## [Your task]
Your task is to transcribe the records exactly, skipping every image.

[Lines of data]
--- START ---

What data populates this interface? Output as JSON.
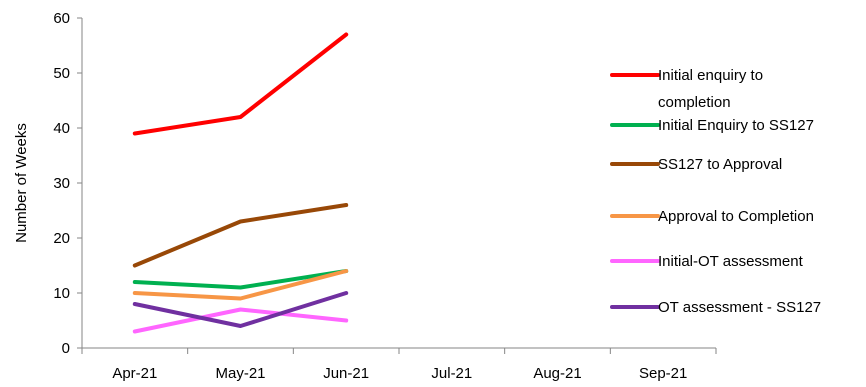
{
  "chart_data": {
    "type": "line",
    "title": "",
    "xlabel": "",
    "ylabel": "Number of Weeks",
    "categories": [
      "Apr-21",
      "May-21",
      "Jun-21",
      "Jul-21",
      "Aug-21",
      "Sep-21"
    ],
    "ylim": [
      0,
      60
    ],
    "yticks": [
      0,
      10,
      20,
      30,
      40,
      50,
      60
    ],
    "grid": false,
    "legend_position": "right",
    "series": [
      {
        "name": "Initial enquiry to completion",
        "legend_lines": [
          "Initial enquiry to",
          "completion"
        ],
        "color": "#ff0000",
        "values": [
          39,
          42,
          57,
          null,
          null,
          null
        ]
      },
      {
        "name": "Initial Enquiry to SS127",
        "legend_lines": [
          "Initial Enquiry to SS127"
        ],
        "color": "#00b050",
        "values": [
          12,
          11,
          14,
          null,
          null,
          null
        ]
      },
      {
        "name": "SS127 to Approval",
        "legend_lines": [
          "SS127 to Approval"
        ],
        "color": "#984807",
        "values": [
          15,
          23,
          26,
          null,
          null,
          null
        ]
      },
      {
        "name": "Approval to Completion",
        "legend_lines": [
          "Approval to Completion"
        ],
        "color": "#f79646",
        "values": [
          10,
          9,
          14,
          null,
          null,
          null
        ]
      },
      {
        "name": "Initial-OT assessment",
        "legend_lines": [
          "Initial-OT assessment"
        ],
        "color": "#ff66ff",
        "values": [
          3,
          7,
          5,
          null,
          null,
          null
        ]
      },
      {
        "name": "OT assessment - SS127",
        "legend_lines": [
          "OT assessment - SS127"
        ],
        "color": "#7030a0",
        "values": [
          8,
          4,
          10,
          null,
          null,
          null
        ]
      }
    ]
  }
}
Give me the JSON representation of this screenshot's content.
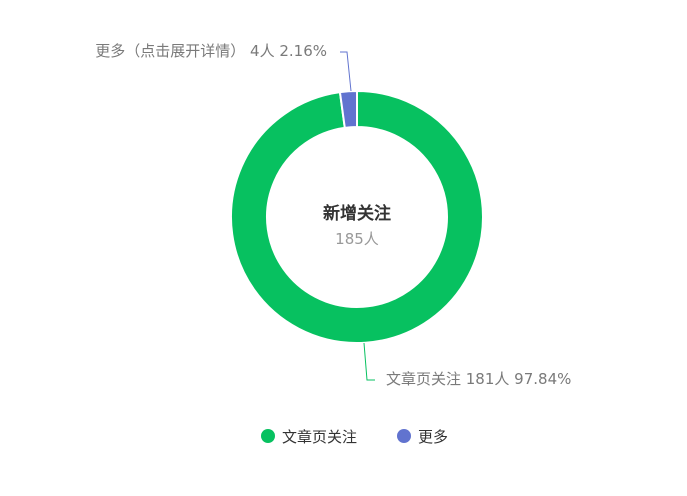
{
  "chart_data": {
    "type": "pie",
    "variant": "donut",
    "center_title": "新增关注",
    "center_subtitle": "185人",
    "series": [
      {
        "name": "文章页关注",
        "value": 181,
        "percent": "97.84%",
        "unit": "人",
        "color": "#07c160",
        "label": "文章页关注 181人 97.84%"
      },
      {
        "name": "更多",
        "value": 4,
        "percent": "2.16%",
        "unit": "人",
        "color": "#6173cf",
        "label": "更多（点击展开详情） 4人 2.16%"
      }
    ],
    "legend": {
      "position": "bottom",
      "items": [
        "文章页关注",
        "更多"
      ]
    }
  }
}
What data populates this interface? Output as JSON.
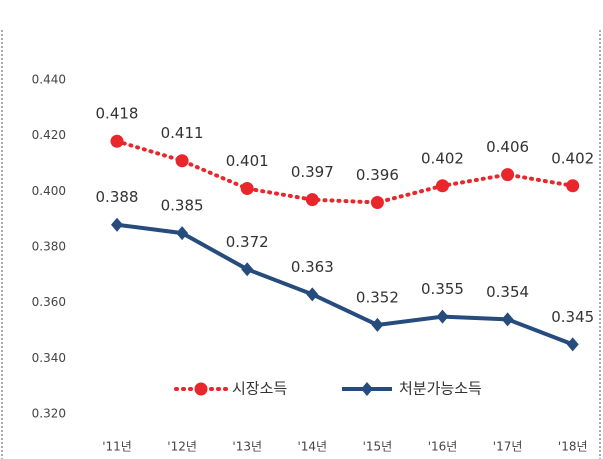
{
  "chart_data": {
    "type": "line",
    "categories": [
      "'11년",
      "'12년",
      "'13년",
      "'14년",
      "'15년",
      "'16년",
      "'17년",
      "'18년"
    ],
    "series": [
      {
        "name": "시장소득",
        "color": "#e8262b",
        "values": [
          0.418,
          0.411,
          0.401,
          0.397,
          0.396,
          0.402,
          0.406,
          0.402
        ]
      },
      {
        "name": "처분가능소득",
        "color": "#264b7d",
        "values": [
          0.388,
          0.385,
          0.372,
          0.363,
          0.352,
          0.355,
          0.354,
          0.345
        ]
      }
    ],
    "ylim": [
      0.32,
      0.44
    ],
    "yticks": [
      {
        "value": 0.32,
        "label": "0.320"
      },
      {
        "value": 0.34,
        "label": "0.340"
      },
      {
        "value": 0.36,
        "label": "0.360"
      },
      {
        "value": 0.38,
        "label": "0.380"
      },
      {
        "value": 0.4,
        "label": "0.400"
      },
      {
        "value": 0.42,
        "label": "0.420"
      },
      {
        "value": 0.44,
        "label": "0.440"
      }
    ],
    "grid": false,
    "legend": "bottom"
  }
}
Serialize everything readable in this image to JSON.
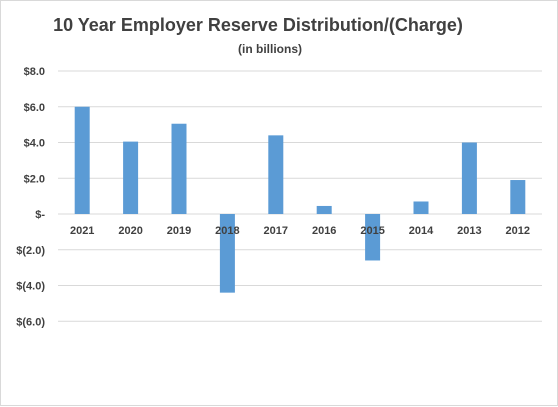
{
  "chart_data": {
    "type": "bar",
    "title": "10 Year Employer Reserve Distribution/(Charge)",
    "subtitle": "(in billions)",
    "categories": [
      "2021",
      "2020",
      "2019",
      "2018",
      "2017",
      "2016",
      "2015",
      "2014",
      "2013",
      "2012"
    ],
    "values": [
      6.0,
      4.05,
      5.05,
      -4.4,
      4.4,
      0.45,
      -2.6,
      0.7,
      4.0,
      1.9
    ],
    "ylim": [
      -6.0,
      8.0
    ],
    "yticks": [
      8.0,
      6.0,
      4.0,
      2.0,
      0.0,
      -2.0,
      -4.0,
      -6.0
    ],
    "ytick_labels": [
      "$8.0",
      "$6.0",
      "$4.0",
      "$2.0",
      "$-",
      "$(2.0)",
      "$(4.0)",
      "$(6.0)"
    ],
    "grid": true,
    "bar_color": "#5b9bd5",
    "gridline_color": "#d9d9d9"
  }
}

--- END ---

## [Exercise solution]
What data populates this interface? Output as JSON.
{
  "chart_data": {
    "type": "line",
    "title": "",
    "xlabel": "",
    "ylabel": "Number of Weeks",
    "categories": [
      "Apr-21",
      "May-21",
      "Jun-21",
      "Jul-21",
      "Aug-21",
      "Sep-21"
    ],
    "ylim": [
      0,
      60
    ],
    "yticks": [
      0,
      10,
      20,
      30,
      40,
      50,
      60
    ],
    "grid": false,
    "legend_position": "right",
    "series": [
      {
        "name": "Initial enquiry to completion",
        "legend_lines": [
          "Initial enquiry to",
          "completion"
        ],
        "color": "#ff0000",
        "values": [
          39,
          42,
          57,
          null,
          null,
          null
        ]
      },
      {
        "name": "Initial Enquiry to SS127",
        "legend_lines": [
          "Initial Enquiry to SS127"
        ],
        "color": "#00b050",
        "values": [
          12,
          11,
          14,
          null,
          null,
          null
        ]
      },
      {
        "name": "SS127 to Approval",
        "legend_lines": [
          "SS127 to Approval"
        ],
        "color": "#984807",
        "values": [
          15,
          23,
          26,
          null,
          null,
          null
        ]
      },
      {
        "name": "Approval to Completion",
        "legend_lines": [
          "Approval to Completion"
        ],
        "color": "#f79646",
        "values": [
          10,
          9,
          14,
          null,
          null,
          null
        ]
      },
      {
        "name": "Initial-OT assessment",
        "legend_lines": [
          "Initial-OT assessment"
        ],
        "color": "#ff66ff",
        "values": [
          3,
          7,
          5,
          null,
          null,
          null
        ]
      },
      {
        "name": "OT assessment - SS127",
        "legend_lines": [
          "OT assessment - SS127"
        ],
        "color": "#7030a0",
        "values": [
          8,
          4,
          10,
          null,
          null,
          null
        ]
      }
    ]
  }
}
Give me the JSON representation of this screenshot's content.
{
  "chart_data": {
    "type": "pie",
    "variant": "donut",
    "center_title": "新增关注",
    "center_subtitle": "185人",
    "series": [
      {
        "name": "文章页关注",
        "value": 181,
        "percent": "97.84%",
        "unit": "人",
        "color": "#07c160",
        "label": "文章页关注 181人 97.84%"
      },
      {
        "name": "更多",
        "value": 4,
        "percent": "2.16%",
        "unit": "人",
        "color": "#6173cf",
        "label": "更多（点击展开详情） 4人 2.16%"
      }
    ],
    "legend": {
      "position": "bottom",
      "items": [
        "文章页关注",
        "更多"
      ]
    }
  }
}
What data populates this interface? Output as JSON.
{
  "chart_data": {
    "type": "line",
    "categories": [
      "'11년",
      "'12년",
      "'13년",
      "'14년",
      "'15년",
      "'16년",
      "'17년",
      "'18년"
    ],
    "series": [
      {
        "name": "시장소득",
        "color": "#e8262b",
        "values": [
          0.418,
          0.411,
          0.401,
          0.397,
          0.396,
          0.402,
          0.406,
          0.402
        ]
      },
      {
        "name": "처분가능소득",
        "color": "#264b7d",
        "values": [
          0.388,
          0.385,
          0.372,
          0.363,
          0.352,
          0.355,
          0.354,
          0.345
        ]
      }
    ],
    "ylim": [
      0.32,
      0.44
    ],
    "yticks": [
      {
        "value": 0.32,
        "label": "0.320"
      },
      {
        "value": 0.34,
        "label": "0.340"
      },
      {
        "value": 0.36,
        "label": "0.360"
      },
      {
        "value": 0.38,
        "label": "0.380"
      },
      {
        "value": 0.4,
        "label": "0.400"
      },
      {
        "value": 0.42,
        "label": "0.420"
      },
      {
        "value": 0.44,
        "label": "0.440"
      }
    ],
    "grid": false,
    "legend": "bottom"
  }
}
Serialize everything readable in this image to JSON.
{
  "chart_data": {
    "type": "bar",
    "title": "10 Year Employer Reserve Distribution/(Charge)",
    "subtitle": "(in billions)",
    "categories": [
      "2021",
      "2020",
      "2019",
      "2018",
      "2017",
      "2016",
      "2015",
      "2014",
      "2013",
      "2012"
    ],
    "values": [
      6.0,
      4.05,
      5.05,
      -4.4,
      4.4,
      0.45,
      -2.6,
      0.7,
      4.0,
      1.9
    ],
    "ylim": [
      -6.0,
      8.0
    ],
    "yticks": [
      8.0,
      6.0,
      4.0,
      2.0,
      0.0,
      -2.0,
      -4.0,
      -6.0
    ],
    "ytick_labels": [
      "$8.0",
      "$6.0",
      "$4.0",
      "$2.0",
      "$-",
      "$(2.0)",
      "$(4.0)",
      "$(6.0)"
    ],
    "grid": true,
    "bar_color": "#5b9bd5",
    "gridline_color": "#d9d9d9"
  }
}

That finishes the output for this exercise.